Problem to solve =
Take the listing and print it in full, exactly as given.
-- BEGIN Material for this task --
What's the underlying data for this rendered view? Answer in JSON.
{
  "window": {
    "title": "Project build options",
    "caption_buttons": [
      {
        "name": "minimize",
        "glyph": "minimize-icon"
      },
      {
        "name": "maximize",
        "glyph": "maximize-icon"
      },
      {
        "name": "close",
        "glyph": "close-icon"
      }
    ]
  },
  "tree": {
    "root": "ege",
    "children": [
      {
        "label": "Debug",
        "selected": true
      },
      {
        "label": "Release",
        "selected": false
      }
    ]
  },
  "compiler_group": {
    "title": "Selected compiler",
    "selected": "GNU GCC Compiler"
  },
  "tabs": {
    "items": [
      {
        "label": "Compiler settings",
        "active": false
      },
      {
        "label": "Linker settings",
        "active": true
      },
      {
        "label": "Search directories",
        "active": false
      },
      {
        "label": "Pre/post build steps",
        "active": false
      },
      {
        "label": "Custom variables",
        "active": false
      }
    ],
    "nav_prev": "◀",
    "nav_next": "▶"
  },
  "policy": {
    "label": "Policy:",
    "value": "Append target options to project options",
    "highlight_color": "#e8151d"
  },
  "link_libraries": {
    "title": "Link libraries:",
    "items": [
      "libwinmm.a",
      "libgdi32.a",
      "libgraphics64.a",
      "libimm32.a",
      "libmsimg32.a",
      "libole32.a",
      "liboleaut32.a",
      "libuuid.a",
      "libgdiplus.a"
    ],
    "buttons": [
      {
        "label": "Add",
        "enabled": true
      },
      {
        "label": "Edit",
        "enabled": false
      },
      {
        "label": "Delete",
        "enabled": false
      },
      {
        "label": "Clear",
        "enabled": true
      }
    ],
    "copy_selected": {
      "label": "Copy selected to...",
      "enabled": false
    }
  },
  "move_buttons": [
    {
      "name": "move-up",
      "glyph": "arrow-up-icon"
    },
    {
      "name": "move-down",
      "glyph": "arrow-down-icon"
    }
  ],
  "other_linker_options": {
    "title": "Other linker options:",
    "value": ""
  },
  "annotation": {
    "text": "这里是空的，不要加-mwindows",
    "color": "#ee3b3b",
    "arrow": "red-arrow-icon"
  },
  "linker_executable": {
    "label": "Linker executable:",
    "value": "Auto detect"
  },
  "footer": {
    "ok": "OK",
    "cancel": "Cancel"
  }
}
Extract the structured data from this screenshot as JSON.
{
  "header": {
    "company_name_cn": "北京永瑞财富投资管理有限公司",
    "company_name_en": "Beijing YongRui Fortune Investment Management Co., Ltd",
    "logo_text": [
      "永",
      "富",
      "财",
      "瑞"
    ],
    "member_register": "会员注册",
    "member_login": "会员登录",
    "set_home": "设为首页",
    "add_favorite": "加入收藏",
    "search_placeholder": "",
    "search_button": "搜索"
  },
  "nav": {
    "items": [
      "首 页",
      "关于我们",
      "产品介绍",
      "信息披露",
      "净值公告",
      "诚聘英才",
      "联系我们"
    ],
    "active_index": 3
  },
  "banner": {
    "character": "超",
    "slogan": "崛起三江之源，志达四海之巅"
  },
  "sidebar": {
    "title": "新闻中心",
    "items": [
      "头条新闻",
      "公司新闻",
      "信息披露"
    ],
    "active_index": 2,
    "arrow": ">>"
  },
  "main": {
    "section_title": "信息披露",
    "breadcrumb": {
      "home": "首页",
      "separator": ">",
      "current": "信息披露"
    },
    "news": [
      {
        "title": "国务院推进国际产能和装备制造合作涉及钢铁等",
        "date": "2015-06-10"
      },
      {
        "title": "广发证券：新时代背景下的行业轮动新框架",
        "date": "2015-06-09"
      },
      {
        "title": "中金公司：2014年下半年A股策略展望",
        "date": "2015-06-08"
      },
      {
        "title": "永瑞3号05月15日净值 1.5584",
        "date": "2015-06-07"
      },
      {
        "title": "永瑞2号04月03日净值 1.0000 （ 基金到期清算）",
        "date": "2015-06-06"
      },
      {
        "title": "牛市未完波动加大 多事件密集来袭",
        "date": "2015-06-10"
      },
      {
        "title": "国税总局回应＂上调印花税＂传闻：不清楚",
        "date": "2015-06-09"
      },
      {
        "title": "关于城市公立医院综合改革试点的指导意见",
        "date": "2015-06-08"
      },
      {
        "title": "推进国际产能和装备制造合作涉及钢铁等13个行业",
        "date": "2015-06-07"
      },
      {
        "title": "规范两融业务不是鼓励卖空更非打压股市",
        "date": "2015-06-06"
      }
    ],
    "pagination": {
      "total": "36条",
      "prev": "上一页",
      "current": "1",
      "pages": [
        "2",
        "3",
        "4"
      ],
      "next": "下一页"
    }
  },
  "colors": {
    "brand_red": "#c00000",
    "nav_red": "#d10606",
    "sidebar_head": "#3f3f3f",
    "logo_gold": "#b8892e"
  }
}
-- END Material for this task --
Exercise solution =
What's the underlying data for this rendered view? Answer in JSON.
{
  "window": {
    "title": "Project build options",
    "caption_buttons": [
      {
        "name": "minimize",
        "glyph": "minimize-icon"
      },
      {
        "name": "maximize",
        "glyph": "maximize-icon"
      },
      {
        "name": "close",
        "glyph": "close-icon"
      }
    ]
  },
  "tree": {
    "root": "ege",
    "children": [
      {
        "label": "Debug",
        "selected": true
      },
      {
        "label": "Release",
        "selected": false
      }
    ]
  },
  "compiler_group": {
    "title": "Selected compiler",
    "selected": "GNU GCC Compiler"
  },
  "tabs": {
    "items": [
      {
        "label": "Compiler settings",
        "active": false
      },
      {
        "label": "Linker settings",
        "active": true
      },
      {
        "label": "Search directories",
        "active": false
      },
      {
        "label": "Pre/post build steps",
        "active": false
      },
      {
        "label": "Custom variables",
        "active": false
      }
    ],
    "nav_prev": "◀",
    "nav_next": "▶"
  },
  "policy": {
    "label": "Policy:",
    "value": "Append target options to project options",
    "highlight_color": "#e8151d"
  },
  "link_libraries": {
    "title": "Link libraries:",
    "items": [
      "libwinmm.a",
      "libgdi32.a",
      "libgraphics64.a",
      "libimm32.a",
      "libmsimg32.a",
      "libole32.a",
      "liboleaut32.a",
      "libuuid.a",
      "libgdiplus.a"
    ],
    "buttons": [
      {
        "label": "Add",
        "enabled": true
      },
      {
        "label": "Edit",
        "enabled": false
      },
      {
        "label": "Delete",
        "enabled": false
      },
      {
        "label": "Clear",
        "enabled": true
      }
    ],
    "copy_selected": {
      "label": "Copy selected to...",
      "enabled": false
    }
  },
  "move_buttons": [
    {
      "name": "move-up",
      "glyph": "arrow-up-icon"
    },
    {
      "name": "move-down",
      "glyph": "arrow-down-icon"
    }
  ],
  "other_linker_options": {
    "title": "Other linker options:",
    "value": ""
  },
  "annotation": {
    "text": "这里是空的，不要加-mwindows",
    "color": "#ee3b3b",
    "arrow": "red-arrow-icon"
  },
  "linker_executable": {
    "label": "Linker executable:",
    "value": "Auto detect"
  },
  "footer": {
    "ok": "OK",
    "cancel": "Cancel"
  }
}
Extract the structured data from this screenshot as JSON.
{
  "header": {
    "company_name_cn": "北京永瑞财富投资管理有限公司",
    "company_name_en": "Beijing YongRui Fortune Investment Management Co., Ltd",
    "logo_text": [
      "永",
      "富",
      "财",
      "瑞"
    ],
    "member_register": "会员注册",
    "member_login": "会员登录",
    "set_home": "设为首页",
    "add_favorite": "加入收藏",
    "search_placeholder": "",
    "search_button": "搜索"
  },
  "nav": {
    "items": [
      "首 页",
      "关于我们",
      "产品介绍",
      "信息披露",
      "净值公告",
      "诚聘英才",
      "联系我们"
    ],
    "active_index": 3
  },
  "banner": {
    "character": "超",
    "slogan": "崛起三江之源，志达四海之巅"
  },
  "sidebar": {
    "title": "新闻中心",
    "items": [
      "头条新闻",
      "公司新闻",
      "信息披露"
    ],
    "active_index": 2,
    "arrow": ">>"
  },
  "main": {
    "section_title": "信息披露",
    "breadcrumb": {
      "home": "首页",
      "separator": ">",
      "current": "信息披露"
    },
    "news": [
      {
        "title": "国务院推进国际产能和装备制造合作涉及钢铁等",
        "date": "2015-06-10"
      },
      {
        "title": "广发证券：新时代背景下的行业轮动新框架",
        "date": "2015-06-09"
      },
      {
        "title": "中金公司：2014年下半年A股策略展望",
        "date": "2015-06-08"
      },
      {
        "title": "永瑞3号05月15日净值 1.5584",
        "date": "2015-06-07"
      },
      {
        "title": "永瑞2号04月03日净值 1.0000 （ 基金到期清算）",
        "date": "2015-06-06"
      },
      {
        "title": "牛市未完波动加大 多事件密集来袭",
        "date": "2015-06-10"
      },
      {
        "title": "国税总局回应＂上调印花税＂传闻：不清楚",
        "date": "2015-06-09"
      },
      {
        "title": "关于城市公立医院综合改革试点的指导意见",
        "date": "2015-06-08"
      },
      {
        "title": "推进国际产能和装备制造合作涉及钢铁等13个行业",
        "date": "2015-06-07"
      },
      {
        "title": "规范两融业务不是鼓励卖空更非打压股市",
        "date": "2015-06-06"
      }
    ],
    "pagination": {
      "total": "36条",
      "prev": "上一页",
      "current": "1",
      "pages": [
        "2",
        "3",
        "4"
      ],
      "next": "下一页"
    }
  },
  "colors": {
    "brand_red": "#c00000",
    "nav_red": "#d10606",
    "sidebar_head": "#3f3f3f",
    "logo_gold": "#b8892e"
  }
}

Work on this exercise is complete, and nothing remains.